— start of AVAILABLE DATA —
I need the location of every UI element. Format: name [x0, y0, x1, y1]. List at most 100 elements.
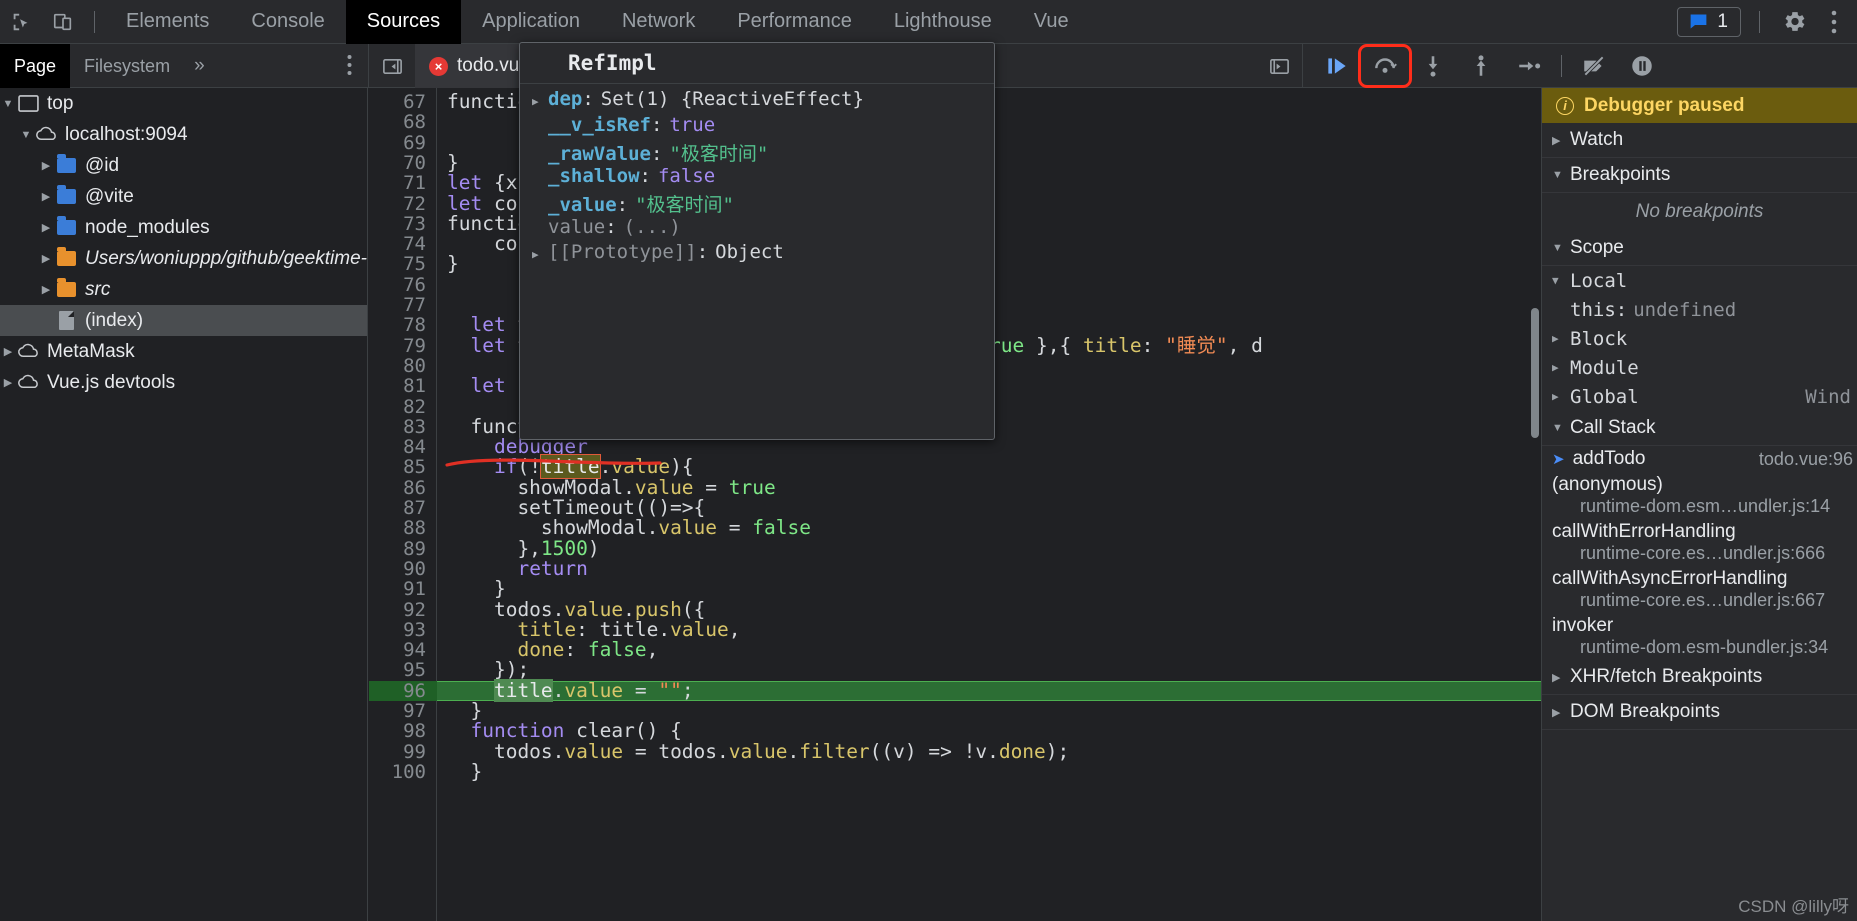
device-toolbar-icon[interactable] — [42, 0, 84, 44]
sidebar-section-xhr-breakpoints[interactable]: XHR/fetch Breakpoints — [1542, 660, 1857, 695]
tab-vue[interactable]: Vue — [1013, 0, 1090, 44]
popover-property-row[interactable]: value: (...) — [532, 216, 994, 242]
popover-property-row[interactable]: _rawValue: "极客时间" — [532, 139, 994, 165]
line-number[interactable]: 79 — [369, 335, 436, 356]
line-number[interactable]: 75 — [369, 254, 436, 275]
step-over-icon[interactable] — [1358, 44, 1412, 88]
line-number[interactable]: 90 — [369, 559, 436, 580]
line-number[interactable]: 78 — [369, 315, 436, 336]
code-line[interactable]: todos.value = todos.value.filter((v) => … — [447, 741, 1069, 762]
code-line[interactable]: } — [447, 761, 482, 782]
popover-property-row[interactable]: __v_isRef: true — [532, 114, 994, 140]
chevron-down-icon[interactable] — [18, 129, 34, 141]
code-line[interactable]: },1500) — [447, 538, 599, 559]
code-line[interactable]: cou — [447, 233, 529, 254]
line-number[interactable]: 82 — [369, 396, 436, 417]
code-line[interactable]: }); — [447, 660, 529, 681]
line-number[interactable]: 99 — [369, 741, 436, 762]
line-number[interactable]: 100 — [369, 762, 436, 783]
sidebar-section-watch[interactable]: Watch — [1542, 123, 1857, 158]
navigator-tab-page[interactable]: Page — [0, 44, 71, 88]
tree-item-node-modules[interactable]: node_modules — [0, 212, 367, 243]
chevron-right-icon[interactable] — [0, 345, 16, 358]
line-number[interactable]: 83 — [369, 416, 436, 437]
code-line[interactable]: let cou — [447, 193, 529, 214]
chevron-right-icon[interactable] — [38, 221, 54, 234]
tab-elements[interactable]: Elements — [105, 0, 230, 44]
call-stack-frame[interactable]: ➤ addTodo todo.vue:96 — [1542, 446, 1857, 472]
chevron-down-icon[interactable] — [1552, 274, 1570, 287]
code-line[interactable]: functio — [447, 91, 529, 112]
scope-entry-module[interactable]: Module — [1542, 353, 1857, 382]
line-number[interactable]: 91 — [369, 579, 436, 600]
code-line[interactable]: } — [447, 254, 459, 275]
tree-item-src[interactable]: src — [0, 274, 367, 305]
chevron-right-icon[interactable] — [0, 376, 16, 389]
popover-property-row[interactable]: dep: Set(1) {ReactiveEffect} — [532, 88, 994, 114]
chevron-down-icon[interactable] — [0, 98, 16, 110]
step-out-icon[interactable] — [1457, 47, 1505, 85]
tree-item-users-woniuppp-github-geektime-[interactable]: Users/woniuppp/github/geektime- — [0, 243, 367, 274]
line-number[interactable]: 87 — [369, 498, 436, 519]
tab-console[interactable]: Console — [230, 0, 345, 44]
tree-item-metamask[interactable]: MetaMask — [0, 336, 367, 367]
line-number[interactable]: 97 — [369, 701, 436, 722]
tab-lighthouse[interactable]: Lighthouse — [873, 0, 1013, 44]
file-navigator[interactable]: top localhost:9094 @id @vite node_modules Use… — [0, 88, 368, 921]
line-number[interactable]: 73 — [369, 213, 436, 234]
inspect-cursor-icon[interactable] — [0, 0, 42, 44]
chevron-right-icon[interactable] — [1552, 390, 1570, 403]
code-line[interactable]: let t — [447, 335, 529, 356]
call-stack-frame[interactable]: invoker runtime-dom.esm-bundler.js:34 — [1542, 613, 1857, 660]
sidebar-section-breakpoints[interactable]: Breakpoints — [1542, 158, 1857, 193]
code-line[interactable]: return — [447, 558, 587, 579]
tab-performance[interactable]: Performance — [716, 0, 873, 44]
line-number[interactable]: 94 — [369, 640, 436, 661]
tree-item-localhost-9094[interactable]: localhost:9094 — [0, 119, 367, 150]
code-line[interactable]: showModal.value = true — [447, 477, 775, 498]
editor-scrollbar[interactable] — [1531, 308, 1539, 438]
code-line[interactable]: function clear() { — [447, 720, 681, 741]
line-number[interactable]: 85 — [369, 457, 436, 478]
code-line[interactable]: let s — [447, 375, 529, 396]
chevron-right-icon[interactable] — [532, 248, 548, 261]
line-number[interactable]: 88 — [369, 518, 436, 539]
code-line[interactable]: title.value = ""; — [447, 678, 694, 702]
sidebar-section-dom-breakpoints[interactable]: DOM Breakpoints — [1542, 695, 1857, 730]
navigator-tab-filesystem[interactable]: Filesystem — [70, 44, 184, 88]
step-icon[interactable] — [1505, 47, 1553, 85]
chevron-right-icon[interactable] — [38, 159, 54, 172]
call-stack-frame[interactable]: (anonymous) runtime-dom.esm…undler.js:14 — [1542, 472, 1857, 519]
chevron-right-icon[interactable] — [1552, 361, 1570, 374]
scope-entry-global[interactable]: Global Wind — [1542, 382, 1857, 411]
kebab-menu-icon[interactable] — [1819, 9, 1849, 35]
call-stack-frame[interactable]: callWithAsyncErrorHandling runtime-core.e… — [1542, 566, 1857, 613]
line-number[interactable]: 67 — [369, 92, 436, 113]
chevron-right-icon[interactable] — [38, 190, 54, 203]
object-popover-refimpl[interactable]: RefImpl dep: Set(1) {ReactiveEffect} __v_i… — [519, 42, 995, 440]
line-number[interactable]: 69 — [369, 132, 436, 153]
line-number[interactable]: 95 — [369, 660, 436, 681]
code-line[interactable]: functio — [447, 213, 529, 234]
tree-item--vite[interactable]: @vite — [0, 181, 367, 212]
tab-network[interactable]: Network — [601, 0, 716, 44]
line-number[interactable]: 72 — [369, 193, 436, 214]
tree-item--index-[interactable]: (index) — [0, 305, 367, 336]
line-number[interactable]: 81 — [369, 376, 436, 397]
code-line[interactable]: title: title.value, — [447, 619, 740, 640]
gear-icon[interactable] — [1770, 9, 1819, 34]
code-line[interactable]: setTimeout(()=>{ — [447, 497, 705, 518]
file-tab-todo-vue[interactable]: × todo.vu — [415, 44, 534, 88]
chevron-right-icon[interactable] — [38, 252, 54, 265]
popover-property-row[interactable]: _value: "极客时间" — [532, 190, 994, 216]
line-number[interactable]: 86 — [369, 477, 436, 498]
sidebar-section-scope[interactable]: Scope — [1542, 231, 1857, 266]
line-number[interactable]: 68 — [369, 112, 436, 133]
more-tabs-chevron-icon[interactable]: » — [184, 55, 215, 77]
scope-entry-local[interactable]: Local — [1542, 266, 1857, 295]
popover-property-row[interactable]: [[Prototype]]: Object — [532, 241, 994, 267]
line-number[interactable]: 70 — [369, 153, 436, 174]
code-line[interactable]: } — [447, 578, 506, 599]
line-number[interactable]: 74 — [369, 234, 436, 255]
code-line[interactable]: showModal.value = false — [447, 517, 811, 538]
— end of AVAILABLE DATA —
EXERCISE REQUIREMENTS
Could you return every row above verbatim, leaving out the pictures?

REPLY
I need the location of every UI element. Format: name [x0, y0, x1, y1]. List at most 100 elements.
device-toolbar-icon[interactable] — [42, 0, 84, 44]
sidebar-section-xhr-breakpoints[interactable]: XHR/fetch Breakpoints — [1542, 660, 1857, 695]
tab-vue[interactable]: Vue — [1013, 0, 1090, 44]
popover-property-row[interactable]: value: (...) — [532, 216, 994, 242]
popover-property-row[interactable]: _rawValue: "极客时间" — [532, 139, 994, 165]
line-number[interactable]: 79 — [369, 335, 436, 356]
line-number[interactable]: 75 — [369, 254, 436, 275]
step-over-icon[interactable] — [1358, 44, 1412, 88]
line-number[interactable]: 90 — [369, 559, 436, 580]
line-number[interactable]: 78 — [369, 315, 436, 336]
code-line[interactable]: todos.value = todos.value.filter((v) => … — [447, 741, 1069, 762]
code-line[interactable]: } — [447, 761, 482, 782]
popover-property-row[interactable]: __v_isRef: true — [532, 114, 994, 140]
chevron-down-icon[interactable] — [18, 129, 34, 141]
code-line[interactable]: },1500) — [447, 538, 599, 559]
code-line[interactable]: cou — [447, 233, 529, 254]
line-number[interactable]: 82 — [369, 396, 436, 417]
code-line[interactable]: }); — [447, 660, 529, 681]
line-number[interactable]: 99 — [369, 741, 436, 762]
line-number[interactable]: 100 — [369, 762, 436, 783]
sidebar-section-watch[interactable]: Watch — [1542, 123, 1857, 158]
navigator-tab-page[interactable]: Page — [0, 44, 71, 88]
tree-item-node-modules[interactable]: node_modules — [0, 212, 367, 243]
chevron-right-icon[interactable] — [0, 345, 16, 358]
line-number[interactable]: 83 — [369, 416, 436, 437]
code-line[interactable]: let cou — [447, 193, 529, 214]
chevron-right-icon[interactable] — [38, 221, 54, 234]
tab-elements[interactable]: Elements — [105, 0, 230, 44]
call-stack-frame[interactable]: ➤ addTodo todo.vue:96 — [1542, 446, 1857, 472]
chevron-down-icon[interactable] — [1552, 274, 1570, 287]
code-line[interactable]: functio — [447, 91, 529, 112]
scope-entry-module[interactable]: Module — [1542, 353, 1857, 382]
line-number[interactable]: 91 — [369, 579, 436, 600]
code-line[interactable]: } — [447, 254, 459, 275]
tree-item-src[interactable]: src — [0, 274, 367, 305]
chevron-right-icon[interactable] — [0, 376, 16, 389]
popover-property-row[interactable]: dep: Set(1) {ReactiveEffect} — [532, 88, 994, 114]
chevron-down-icon[interactable] — [0, 98, 16, 110]
step-out-icon[interactable] — [1457, 47, 1505, 85]
tree-item-users-woniuppp-github-geektime-[interactable]: Users/woniuppp/github/geektime- — [0, 243, 367, 274]
line-number[interactable]: 87 — [369, 498, 436, 519]
tab-console[interactable]: Console — [230, 0, 345, 44]
tree-item-metamask[interactable]: MetaMask — [0, 336, 367, 367]
line-number[interactable]: 97 — [369, 701, 436, 722]
tab-lighthouse[interactable]: Lighthouse — [873, 0, 1013, 44]
file-navigator[interactable]: top localhost:9094 @id @vite node_modules Use… — [0, 88, 368, 921]
line-number[interactable]: 73 — [369, 213, 436, 234]
inspect-cursor-icon[interactable] — [0, 0, 42, 44]
chevron-right-icon[interactable] — [1552, 390, 1570, 403]
code-line[interactable]: let t — [447, 335, 529, 356]
call-stack-frame[interactable]: invoker runtime-dom.esm-bundler.js:34 — [1542, 613, 1857, 660]
sidebar-section-breakpoints[interactable]: Breakpoints — [1542, 158, 1857, 193]
code-line[interactable]: return — [447, 558, 587, 579]
tab-performance[interactable]: Performance — [716, 0, 873, 44]
line-number[interactable]: 94 — [369, 640, 436, 661]
tree-item-localhost-9094[interactable]: localhost:9094 — [0, 119, 367, 150]
code-line[interactable]: showModal.value = true — [447, 477, 775, 498]
editor-scrollbar[interactable] — [1531, 308, 1539, 438]
code-line[interactable]: function clear() { — [447, 720, 681, 741]
line-number[interactable]: 85 — [369, 457, 436, 478]
code-line[interactable]: let s — [447, 375, 529, 396]
chevron-right-icon[interactable] — [532, 248, 548, 261]
line-number[interactable]: 88 — [369, 518, 436, 539]
code-line[interactable]: title.value = ""; — [447, 678, 694, 702]
sidebar-section-dom-breakpoints[interactable]: DOM Breakpoints — [1542, 695, 1857, 730]
navigator-tab-filesystem[interactable]: Filesystem — [70, 44, 184, 88]
step-icon[interactable] — [1505, 47, 1553, 85]
chevron-right-icon[interactable] — [38, 159, 54, 172]
call-stack-frame[interactable]: (anonymous) runtime-dom.esm…undler.js:14 — [1542, 472, 1857, 519]
chevron-right-icon[interactable] — [1552, 361, 1570, 374]
scope-entry-global[interactable]: Global Wind — [1542, 382, 1857, 411]
kebab-menu-icon[interactable] — [1819, 9, 1849, 35]
call-stack-frame[interactable]: callWithAsyncErrorHandling runtime-core.e… — [1542, 566, 1857, 613]
line-number[interactable]: 67 — [369, 92, 436, 113]
chevron-right-icon[interactable] — [38, 190, 54, 203]
object-popover-refimpl[interactable]: RefImpl dep: Set(1) {ReactiveEffect} __v_i… — [519, 42, 995, 440]
line-number[interactable]: 69 — [369, 132, 436, 153]
line-number[interactable]: 95 — [369, 660, 436, 681]
code-line[interactable]: functio — [447, 213, 529, 234]
tree-item--vite[interactable]: @vite — [0, 181, 367, 212]
tab-network[interactable]: Network — [601, 0, 716, 44]
line-number[interactable]: 72 — [369, 193, 436, 214]
tree-item--index-[interactable]: (index) — [0, 305, 367, 336]
line-number[interactable]: 81 — [369, 376, 436, 397]
code-line[interactable]: title: title.value, — [447, 619, 740, 640]
gear-icon[interactable] — [1770, 9, 1819, 34]
code-line[interactable]: setTimeout(()=>{ — [447, 497, 705, 518]
file-tab-todo-vue[interactable]: × todo.vu — [415, 44, 534, 88]
chevron-right-icon[interactable] — [38, 252, 54, 265]
popover-property-row[interactable]: _value: "极客时间" — [532, 190, 994, 216]
line-number[interactable]: 86 — [369, 477, 436, 498]
sidebar-section-scope[interactable]: Scope — [1542, 231, 1857, 266]
line-number[interactable]: 68 — [369, 112, 436, 133]
more-tabs-chevron-icon[interactable]: » — [184, 55, 215, 77]
scope-entry-local[interactable]: Local — [1542, 266, 1857, 295]
popover-property-row[interactable]: [[Prototype]]: Object — [532, 241, 994, 267]
line-number[interactable]: 70 — [369, 153, 436, 174]
code-line[interactable]: } — [447, 578, 506, 599]
line-number[interactable]: 74 — [369, 234, 436, 255]
code-line[interactable]: showModal.value = false — [447, 517, 811, 538]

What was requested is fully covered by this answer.